→ **Work to complete**
List every ingredient the cheesecake recipe gives for the crust, with its amount.

Monday, June 18, 2012

Cheesecake: A recipe

Whenever I make cheesecake, I follow the same recipe, which was given to me by the awesome Urs of Brunchma.com. My bookmark to that recipe no longer works, so I had to spend some time searching for it just now. I shall post it here so that I don't lose it again, and also because it's just an awesome recipe.

Preheat oven to 300 degrees F

Crust:
About 18 Oreos
2 tablespoons of melted butter
1/2 cup chocolate or white chocolate chips

Grind the Oreos up in your food processor, mortar and pestle, coffee grinder, but don't chew them up and spit them into a bowl. That's nasty. Add the butter, mix well, and press the crumbs into your springform pan. What? For Pete's sake, go to the store and spend $10 on a springform pan.

Toss the pressed crust into the oven for 8 minutes, just to get it hot, then pull it out and scatter the chips in it. Give them a minute to get melty, and gently spread the molten chocolate/white chocolate/peanut butter/whatever goodness over your crumb crust with the back of a spoon. This will help seal the crust and keep it from getting soggy. Also, who will argue with a layer of chocolate? A jerk, that's who. If someone argues, punch him in the dick, and don't give him any cheesecake.

→ **Data section**

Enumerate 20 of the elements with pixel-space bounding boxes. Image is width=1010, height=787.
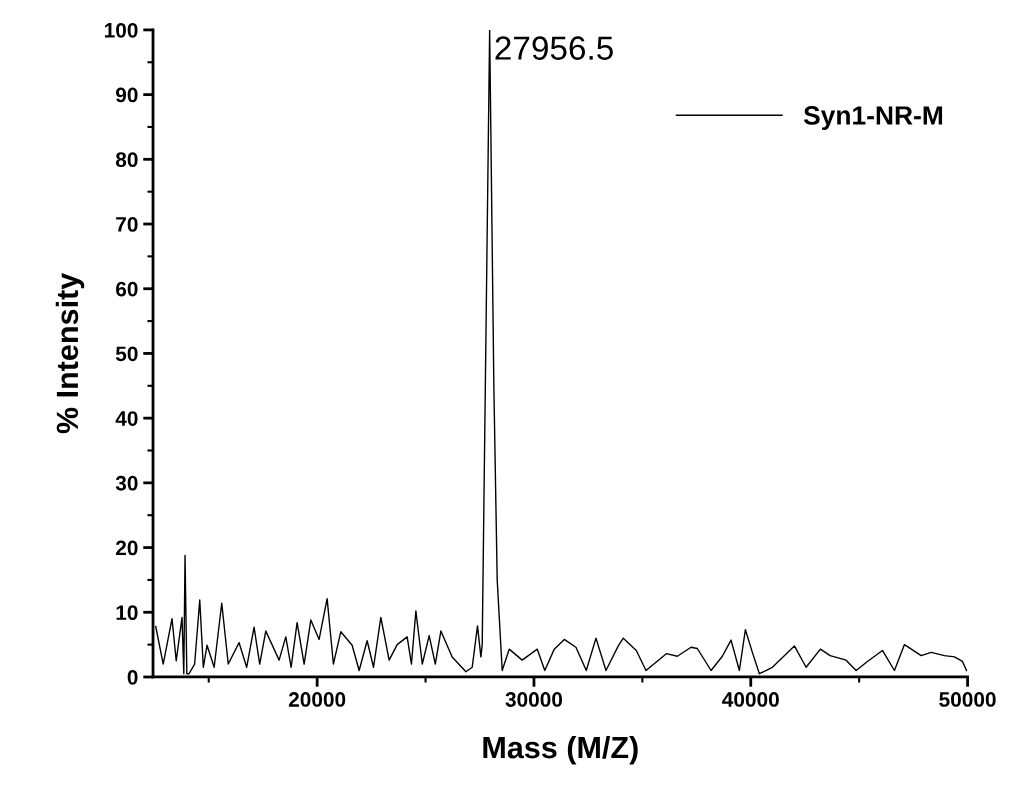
y-tick-label: 60 <box>116 281 138 297</box>
legend-label: Syn1-NR-M <box>803 106 943 131</box>
y-tick-label: 10 <box>116 605 138 621</box>
x-axis-title: Mass (M/Z) <box>483 735 638 765</box>
y-tick-label: 0 <box>127 669 138 685</box>
y-tick-label: 50 <box>115 346 138 362</box>
y-tick-label: 30 <box>115 475 138 491</box>
y-tick-label: 20 <box>115 540 138 556</box>
y-tick-label: 40 <box>115 411 138 426</box>
y-axis-title: % Intensity <box>55 272 85 434</box>
y-tick-label: 90 <box>115 87 138 103</box>
x-tick-label: 30000 <box>505 692 563 707</box>
annotation: 27956.5 <box>495 36 613 60</box>
x-tick-label: 20000 <box>288 692 346 707</box>
y-tick-label: 80 <box>115 152 138 168</box>
y-tick-label: 100 <box>104 22 138 38</box>
y-tick-label: 70 <box>116 217 138 232</box>
x-tick-label: 50000 <box>939 692 996 707</box>
x-tick-label: 40000 <box>722 692 779 707</box>
line-series <box>155 29 968 675</box>
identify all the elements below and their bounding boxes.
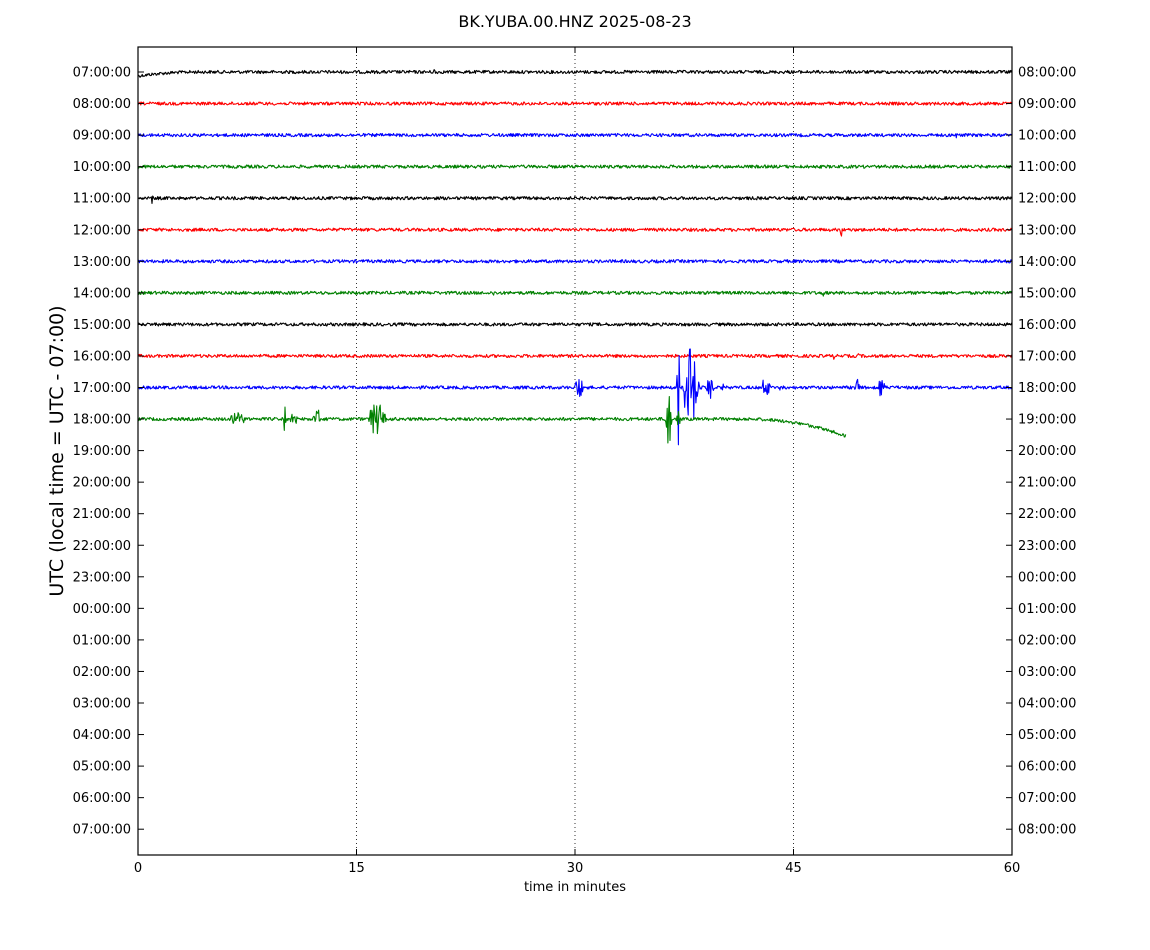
- y-tick-label-left: 16:00:00: [73, 349, 131, 364]
- y-tick-label-left: 07:00:00: [73, 66, 131, 81]
- y-tick-label-left: 07:00:00: [73, 823, 131, 838]
- trace-row-3: [137, 164, 1012, 169]
- chart-title: BK.YUBA.00.HNZ 2025-08-23: [458, 12, 691, 31]
- y-tick-label-left: 21:00:00: [73, 507, 131, 522]
- y-tick-label-right: 18:00:00: [1018, 381, 1076, 396]
- trace-row-10: [137, 348, 1012, 446]
- left-y-axis: 07:00:00 08:00:00 09:00:00 10:00:00 11:00:00…: [73, 66, 144, 838]
- grid-lines: [356, 47, 794, 855]
- trace-row-4: [137, 195, 1013, 204]
- y-tick-label-left: 13:00:00: [73, 255, 131, 270]
- y-tick-label-right: 12:00:00: [1018, 192, 1076, 207]
- y-tick-label-left: 08:00:00: [73, 97, 131, 112]
- y-tick-label-left: 06:00:00: [73, 791, 131, 806]
- y-tick-label-left: 19:00:00: [73, 444, 131, 459]
- traces: [137, 69, 1013, 446]
- y-tick-label-right: 16:00:00: [1018, 318, 1076, 333]
- y-tick-label-right: 09:00:00: [1018, 97, 1076, 112]
- y-tick-label-left: 03:00:00: [73, 697, 131, 712]
- y-tick-label-left: 04:00:00: [73, 728, 131, 743]
- y-tick-label-right: 07:00:00: [1018, 791, 1076, 806]
- x-tick-label: 45: [785, 861, 802, 876]
- y-tick-label-right: 00:00:00: [1018, 570, 1076, 585]
- trace-row-7: [137, 290, 1013, 297]
- y-tick-label-right: 15:00:00: [1018, 286, 1076, 301]
- y-tick-label-right: 05:00:00: [1018, 728, 1076, 743]
- y-tick-label-right: 08:00:00: [1018, 66, 1076, 81]
- y-tick-label-right: 17:00:00: [1018, 349, 1076, 364]
- y-tick-label-right: 11:00:00: [1018, 160, 1076, 175]
- y-axis-label: UTC (local time = UTC - 07:00): [46, 305, 68, 596]
- trace-row-8: [137, 322, 1013, 327]
- trace-row-5: [137, 227, 1013, 237]
- y-tick-label-right: 10:00:00: [1018, 129, 1076, 144]
- x-axis: 0 15 30 45 60: [134, 47, 1020, 876]
- trace-row-2: [137, 132, 1012, 139]
- y-tick-label-left: 11:00:00: [73, 192, 131, 207]
- y-tick-label-left: 18:00:00: [73, 413, 131, 428]
- y-tick-label-right: 08:00:00: [1018, 823, 1076, 838]
- y-tick-label-right: 22:00:00: [1018, 507, 1076, 522]
- y-tick-label-right: 21:00:00: [1018, 476, 1076, 491]
- x-tick-label: 30: [567, 861, 584, 876]
- y-tick-label-left: 20:00:00: [73, 476, 131, 491]
- y-tick-label-right: 01:00:00: [1018, 602, 1076, 617]
- y-tick-label-right: 03:00:00: [1018, 665, 1076, 680]
- y-tick-label-right: 04:00:00: [1018, 697, 1076, 712]
- trace-row-6: [137, 259, 1013, 264]
- y-tick-label-right: 06:00:00: [1018, 760, 1076, 775]
- y-tick-label-left: 10:00:00: [73, 160, 131, 175]
- y-tick-label-left: 12:00:00: [73, 223, 131, 238]
- y-tick-label-right: 19:00:00: [1018, 413, 1076, 428]
- y-tick-label-left: 14:00:00: [73, 286, 131, 301]
- trace-row-11: [137, 395, 847, 444]
- y-tick-label-right: 02:00:00: [1018, 633, 1076, 648]
- y-tick-label-right: 20:00:00: [1018, 444, 1076, 459]
- y-tick-label-left: 17:00:00: [73, 381, 131, 396]
- x-tick-label: 60: [1004, 861, 1021, 876]
- y-tick-label-left: 01:00:00: [73, 633, 131, 648]
- y-tick-label-left: 05:00:00: [73, 760, 131, 775]
- x-tick-label: 0: [134, 861, 142, 876]
- x-axis-label: time in minutes: [524, 880, 626, 895]
- trace-row-1: [137, 101, 1013, 106]
- trace-row-0: [137, 69, 1013, 78]
- y-tick-label-left: 23:00:00: [73, 570, 131, 585]
- y-tick-label-left: 02:00:00: [73, 665, 131, 680]
- right-y-axis: 08:00:00 09:00:00 10:00:00 11:00:00 12:00:00…: [1006, 66, 1076, 838]
- y-tick-label-left: 15:00:00: [73, 318, 131, 333]
- y-tick-label-left: 09:00:00: [73, 129, 131, 144]
- y-tick-label-right: 14:00:00: [1018, 255, 1076, 270]
- y-tick-label-right: 23:00:00: [1018, 539, 1076, 554]
- y-tick-label-left: 00:00:00: [73, 602, 131, 617]
- trace-row-9: [137, 353, 1013, 360]
- y-tick-label-right: 13:00:00: [1018, 223, 1076, 238]
- x-tick-label: 15: [348, 861, 365, 876]
- y-tick-label-left: 22:00:00: [73, 539, 131, 554]
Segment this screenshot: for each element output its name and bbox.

→ **Result for this task**
- About 18 Oreos
- 2 tablespoons of melted butter
- 1/2 cup chocolate or white chocolate chips